What the task asks: Where the word "stride" occurs in a line, return that line.

Dataset records:
________

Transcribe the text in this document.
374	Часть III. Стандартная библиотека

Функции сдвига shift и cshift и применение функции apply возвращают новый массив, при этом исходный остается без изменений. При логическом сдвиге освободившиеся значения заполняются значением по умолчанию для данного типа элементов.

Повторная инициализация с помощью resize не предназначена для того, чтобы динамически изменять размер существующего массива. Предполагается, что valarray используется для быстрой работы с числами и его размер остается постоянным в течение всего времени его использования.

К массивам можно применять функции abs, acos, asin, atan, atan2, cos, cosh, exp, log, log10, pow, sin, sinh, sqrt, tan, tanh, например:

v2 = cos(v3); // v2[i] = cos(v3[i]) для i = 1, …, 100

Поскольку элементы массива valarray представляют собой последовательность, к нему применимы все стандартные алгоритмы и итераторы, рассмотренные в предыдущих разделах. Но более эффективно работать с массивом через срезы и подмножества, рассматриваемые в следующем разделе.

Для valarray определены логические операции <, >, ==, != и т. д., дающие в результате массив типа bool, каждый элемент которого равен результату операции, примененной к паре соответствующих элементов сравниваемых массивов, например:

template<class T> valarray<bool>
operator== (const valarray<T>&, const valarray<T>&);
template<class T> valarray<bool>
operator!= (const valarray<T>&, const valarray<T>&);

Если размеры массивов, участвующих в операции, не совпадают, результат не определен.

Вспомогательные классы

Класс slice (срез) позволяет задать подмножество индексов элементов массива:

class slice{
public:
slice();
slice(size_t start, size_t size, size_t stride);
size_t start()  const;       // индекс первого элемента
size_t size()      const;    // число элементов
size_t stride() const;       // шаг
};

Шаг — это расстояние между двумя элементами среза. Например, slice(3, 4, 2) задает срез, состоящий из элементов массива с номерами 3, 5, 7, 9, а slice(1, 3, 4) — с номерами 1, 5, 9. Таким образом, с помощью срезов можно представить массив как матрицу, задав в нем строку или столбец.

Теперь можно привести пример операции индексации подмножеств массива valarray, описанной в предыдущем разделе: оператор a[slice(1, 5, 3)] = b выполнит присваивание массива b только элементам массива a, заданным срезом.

________

Result below:
slice(size_t start, size_t size, size_t stride);
size_t stride() const;       // шаг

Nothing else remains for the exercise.